- **Exercise**
Your answer must repeat all of the entries word for word, without any images.

- **Exercise material**
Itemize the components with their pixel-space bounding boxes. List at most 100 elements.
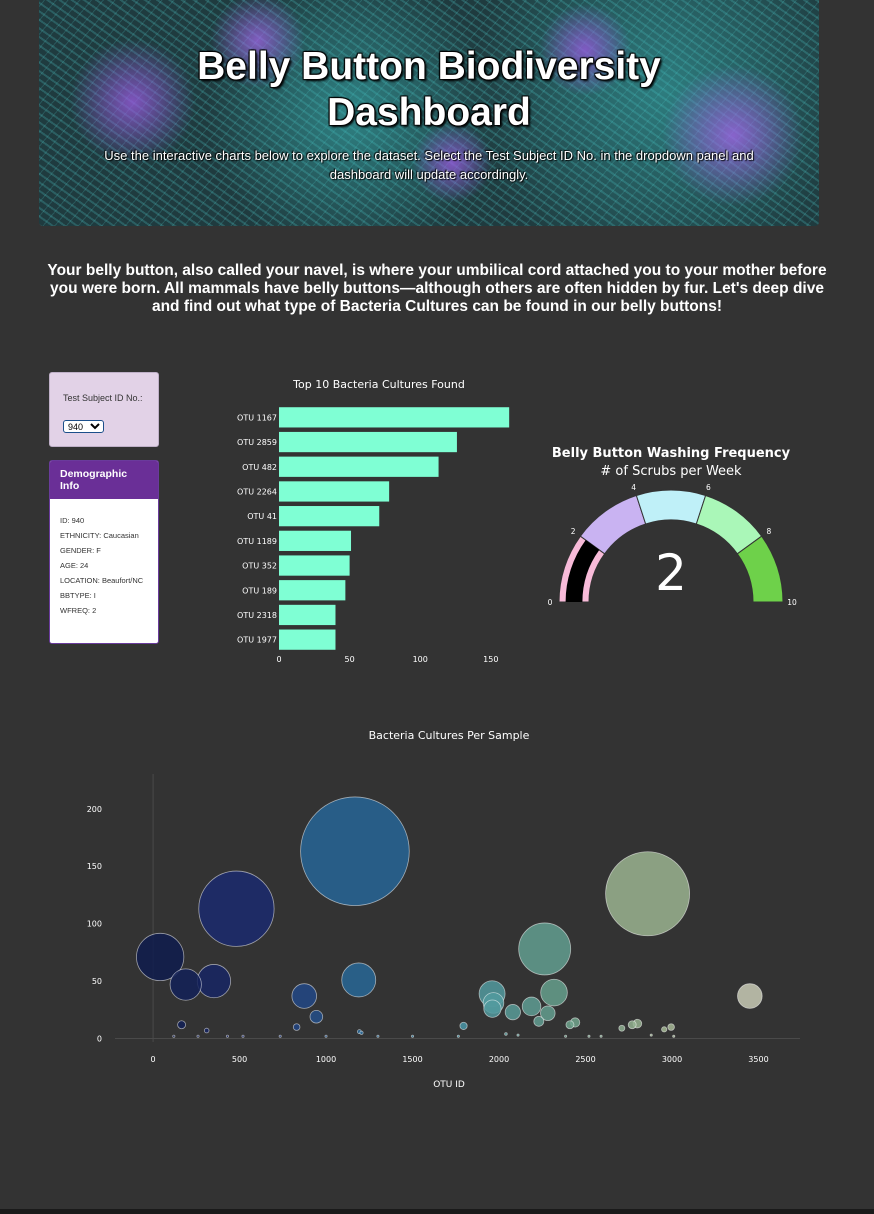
washing-frequency-gauge[interactable]: Belly Button Washing Frequency # of Scrub… [530, 440, 820, 620]
bar-category-label: OTU 189 [242, 586, 277, 595]
demo-location: LOCATION: Beaufort/NC [60, 576, 144, 585]
page-bottom-edge [0, 1209, 874, 1214]
subject-selector-label: Test Subject ID No.: [63, 393, 143, 403]
bubble-18 [309, 1009, 324, 1024]
bubble-46 [456, 1034, 460, 1038]
demo-ethnicity: ETHNICITY: Caucasian [60, 531, 139, 540]
demographic-info-body: ID: 940 ETHNICITY: Caucasian GENDER: F A… [50, 499, 158, 615]
bar-x-tick-label: 50 [345, 655, 355, 664]
bubble-28 [618, 1024, 626, 1032]
bubble-14 [521, 996, 542, 1017]
bubble-43 [225, 1034, 229, 1038]
bubble-47 [564, 1034, 568, 1038]
bubble-23 [565, 1020, 575, 1030]
bubble-x-tick-label: 3000 [662, 1055, 682, 1064]
bubble-36 [324, 1034, 328, 1038]
demo-id: ID: 940 [60, 516, 85, 525]
bubble-6 [341, 962, 377, 998]
bubble-x-tick-label: 3500 [748, 1055, 768, 1064]
bubble-34 [516, 1033, 520, 1037]
demographic-info-panel: Demographic Info ID: 940 ETHNICITY: Cauc… [49, 460, 159, 644]
bar-category-label: OTU 2859 [237, 438, 277, 447]
bar-7 [279, 555, 350, 576]
bar-category-label: OTU 482 [242, 463, 277, 472]
gauge-tick-label: 2 [571, 527, 576, 536]
demo-gender: GENDER: F [60, 546, 101, 555]
gauge-tick-label: 6 [706, 483, 711, 492]
bar-category-label: OTU 2264 [237, 487, 277, 496]
bubble-x-tick-label: 1000 [316, 1055, 336, 1064]
bubble-29 [661, 1026, 668, 1033]
subject-id-dropdown[interactable]: 940 [63, 420, 104, 433]
bubble-25 [459, 1021, 468, 1030]
bubble-48 [672, 1034, 676, 1038]
bubble-7 [196, 964, 232, 999]
bubble-y-tick-label: 150 [87, 862, 102, 871]
bar-category-label: OTU 1977 [237, 636, 277, 645]
bubble-x-tick-label: 1500 [402, 1055, 422, 1064]
bubble-y-tick-label: 200 [87, 805, 102, 814]
bar-x-tick-label: 100 [413, 655, 428, 664]
bubble-12 [737, 983, 763, 1009]
bubble-32 [359, 1030, 364, 1035]
gauge-tick-label: 8 [767, 527, 772, 536]
bubble-40 [599, 1034, 603, 1038]
bubble-2 [605, 851, 691, 937]
bubble-17 [540, 1005, 556, 1022]
gauge-tick-label: 10 [787, 598, 797, 607]
bubble-30 [203, 1027, 210, 1034]
bubble-x-tick-label: 0 [151, 1055, 156, 1064]
bubble-44 [241, 1034, 245, 1038]
bubble-x-tick-label: 2500 [575, 1055, 595, 1064]
bar-x-tick-label: 150 [483, 655, 498, 664]
header-banner: Belly Button Biodiversity Dashboard Use … [39, 0, 819, 226]
gauge-tick-label: 0 [548, 598, 553, 607]
bubble-1 [300, 796, 410, 907]
bubble-11 [291, 983, 317, 1009]
bar-chart-title: Top 10 Bacteria Cultures Found [292, 378, 465, 391]
demo-bbtype: BBTYPE: I [60, 591, 96, 600]
bubble-22 [177, 1020, 186, 1030]
bar-category-label: OTU 352 [242, 562, 277, 571]
gauge-value-bar [565, 540, 600, 602]
bubble-x-axis-label: OTU ID [433, 1080, 465, 1090]
bar-10 [279, 629, 336, 650]
demo-wfreq: WFREQ: 2 [60, 606, 97, 615]
top10-bar-chart[interactable]: Top 10 Bacteria Cultures Found OTU 1167 OT… [222, 372, 522, 672]
bubble-41 [172, 1034, 176, 1038]
bar-4 [279, 481, 390, 502]
bubble-x-tick-label: 2000 [489, 1055, 509, 1064]
bar-1 [279, 407, 510, 428]
bubble-4 [518, 922, 572, 976]
gauge-title: Belly Button Washing Frequency [552, 446, 791, 461]
bubble-8 [169, 968, 202, 1001]
bar-2 [279, 431, 457, 453]
bar-5 [279, 506, 380, 527]
demo-age: AGE: 24 [60, 561, 89, 570]
bubble-19 [533, 1015, 545, 1027]
bubble-chart-title: Bacteria Cultures Per Sample [369, 729, 530, 742]
page-subtitle: Use the interactive charts below to expl… [104, 148, 754, 182]
bar-9 [279, 604, 336, 626]
bar-category-label: OTU 41 [247, 512, 277, 521]
bubble-y-tick-label: 50 [92, 977, 102, 986]
bubble-5 [136, 932, 185, 982]
gauge-value-number: 2 [655, 544, 687, 602]
bubble-16 [504, 1004, 521, 1021]
bar-3 [279, 456, 439, 477]
bubble-chart[interactable]: Bacteria Cultures Per Sample 0 50 100 150 200… [70, 722, 830, 1102]
page-title: Belly Button Biodiversity Dashboard [197, 45, 661, 134]
bar-category-label: OTU 2318 [237, 611, 277, 620]
bubble-15 [483, 999, 502, 1018]
gauge-step-5 [736, 535, 784, 603]
gauge-subtitle: # of Scrubs per Week [600, 464, 742, 479]
bar-x-tick-label: 0 [276, 655, 281, 664]
bubble-27 [667, 1023, 675, 1031]
bubble-24 [627, 1020, 637, 1030]
bar-8 [279, 580, 346, 601]
gauge-tick-label: 4 [631, 483, 636, 492]
bubble-37 [376, 1034, 380, 1038]
bubble-42 [196, 1034, 200, 1038]
bar-6 [279, 530, 352, 551]
bubble-35 [649, 1033, 653, 1037]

- **Solution for this problem**
Itemize the components with their pixel-space bounding boxes. List at most 100 elements.
washing-frequency-gauge[interactable]: Belly Button Washing Frequency # of Scrub… [530, 440, 820, 620]
bar-category-label: OTU 189 [242, 586, 277, 595]
demo-location: LOCATION: Beaufort/NC [60, 576, 144, 585]
page-bottom-edge [0, 1209, 874, 1214]
subject-selector-label: Test Subject ID No.: [63, 393, 143, 403]
bubble-18 [309, 1009, 324, 1024]
bubble-46 [456, 1034, 460, 1038]
demo-ethnicity: ETHNICITY: Caucasian [60, 531, 139, 540]
demographic-info-body: ID: 940 ETHNICITY: Caucasian GENDER: F A… [50, 499, 158, 615]
bar-x-tick-label: 50 [345, 655, 355, 664]
bubble-28 [618, 1024, 626, 1032]
bubble-14 [521, 996, 542, 1017]
bubble-43 [225, 1034, 229, 1038]
bubble-47 [564, 1034, 568, 1038]
bubble-23 [565, 1020, 575, 1030]
bubble-x-tick-label: 3000 [662, 1055, 682, 1064]
bubble-36 [324, 1034, 328, 1038]
demo-id: ID: 940 [60, 516, 85, 525]
bubble-6 [341, 962, 377, 998]
bubble-x-tick-label: 3500 [748, 1055, 768, 1064]
bubble-34 [516, 1033, 520, 1037]
demographic-info-panel: Demographic Info ID: 940 ETHNICITY: Cauc… [49, 460, 159, 644]
bar-category-label: OTU 2859 [237, 438, 277, 447]
bar-7 [279, 555, 350, 576]
bar-category-label: OTU 482 [242, 463, 277, 472]
gauge-tick-label: 2 [571, 527, 576, 536]
demo-gender: GENDER: F [60, 546, 101, 555]
gauge-tick-label: 6 [706, 483, 711, 492]
bar-category-label: OTU 2264 [237, 487, 277, 496]
bubble-x-tick-label: 1000 [316, 1055, 336, 1064]
bubble-29 [661, 1026, 668, 1033]
subject-id-dropdown[interactable]: 940 [63, 420, 104, 433]
bubble-25 [459, 1021, 468, 1030]
bubble-48 [672, 1034, 676, 1038]
bubble-7 [196, 964, 232, 999]
bubble-y-tick-label: 150 [87, 862, 102, 871]
bar-category-label: OTU 1977 [237, 636, 277, 645]
bubble-x-tick-label: 1500 [402, 1055, 422, 1064]
bubble-y-tick-label: 200 [87, 805, 102, 814]
bar-x-tick-label: 100 [413, 655, 428, 664]
bubble-12 [737, 983, 763, 1009]
bubble-32 [359, 1030, 364, 1035]
gauge-tick-label: 8 [767, 527, 772, 536]
bubble-40 [599, 1034, 603, 1038]
bubble-2 [605, 851, 691, 937]
bubble-17 [540, 1005, 556, 1022]
gauge-tick-label: 10 [787, 598, 797, 607]
bubble-30 [203, 1027, 210, 1034]
bubble-x-tick-label: 0 [151, 1055, 156, 1064]
bubble-44 [241, 1034, 245, 1038]
bubble-x-tick-label: 2500 [575, 1055, 595, 1064]
bar-x-tick-label: 150 [483, 655, 498, 664]
header-banner: Belly Button Biodiversity Dashboard Use … [39, 0, 819, 226]
gauge-tick-label: 0 [548, 598, 553, 607]
bubble-1 [300, 796, 410, 907]
bubble-11 [291, 983, 317, 1009]
bar-chart-title: Top 10 Bacteria Cultures Found [292, 378, 465, 391]
demo-bbtype: BBTYPE: I [60, 591, 96, 600]
bubble-22 [177, 1020, 186, 1030]
bar-category-label: OTU 352 [242, 562, 277, 571]
gauge-value-bar [565, 540, 600, 602]
bubble-x-axis-label: OTU ID [433, 1080, 465, 1090]
bar-10 [279, 629, 336, 650]
demo-wfreq: WFREQ: 2 [60, 606, 97, 615]
top10-bar-chart[interactable]: Top 10 Bacteria Cultures Found OTU 1167 OT… [222, 372, 522, 672]
bubble-41 [172, 1034, 176, 1038]
bar-4 [279, 481, 390, 502]
bubble-x-tick-label: 2000 [489, 1055, 509, 1064]
bar-1 [279, 407, 510, 428]
bubble-4 [518, 922, 572, 976]
gauge-title: Belly Button Washing Frequency [552, 446, 791, 461]
bubble-8 [169, 968, 202, 1001]
bar-2 [279, 431, 457, 453]
bar-5 [279, 506, 380, 527]
demo-age: AGE: 24 [60, 561, 89, 570]
bubble-19 [533, 1015, 545, 1027]
bubble-chart-title: Bacteria Cultures Per Sample [369, 729, 530, 742]
page-subtitle: Use the interactive charts below to expl… [104, 148, 754, 182]
bar-9 [279, 604, 336, 626]
bar-category-label: OTU 41 [247, 512, 277, 521]
bubble-y-tick-label: 50 [92, 977, 102, 986]
bubble-5 [136, 932, 185, 982]
gauge-value-number: 2 [655, 544, 687, 602]
bubble-16 [504, 1004, 521, 1021]
bar-3 [279, 456, 439, 477]
bubble-chart[interactable]: Bacteria Cultures Per Sample 0 50 100 150 200… [70, 722, 830, 1102]
page-title: Belly Button Biodiversity Dashboard [197, 45, 661, 134]
bar-category-label: OTU 2318 [237, 611, 277, 620]
bubble-15 [483, 999, 502, 1018]
gauge-step-5 [736, 535, 784, 603]
gauge-subtitle: # of Scrubs per Week [600, 464, 742, 479]
bar-x-tick-label: 0 [276, 655, 281, 664]
bubble-27 [667, 1023, 675, 1031]
bubble-24 [627, 1020, 637, 1030]
bar-8 [279, 580, 346, 601]
gauge-tick-label: 4 [631, 483, 636, 492]
bubble-37 [376, 1034, 380, 1038]
bubble-42 [196, 1034, 200, 1038]
bar-6 [279, 530, 352, 551]
bubble-35 [649, 1033, 653, 1037]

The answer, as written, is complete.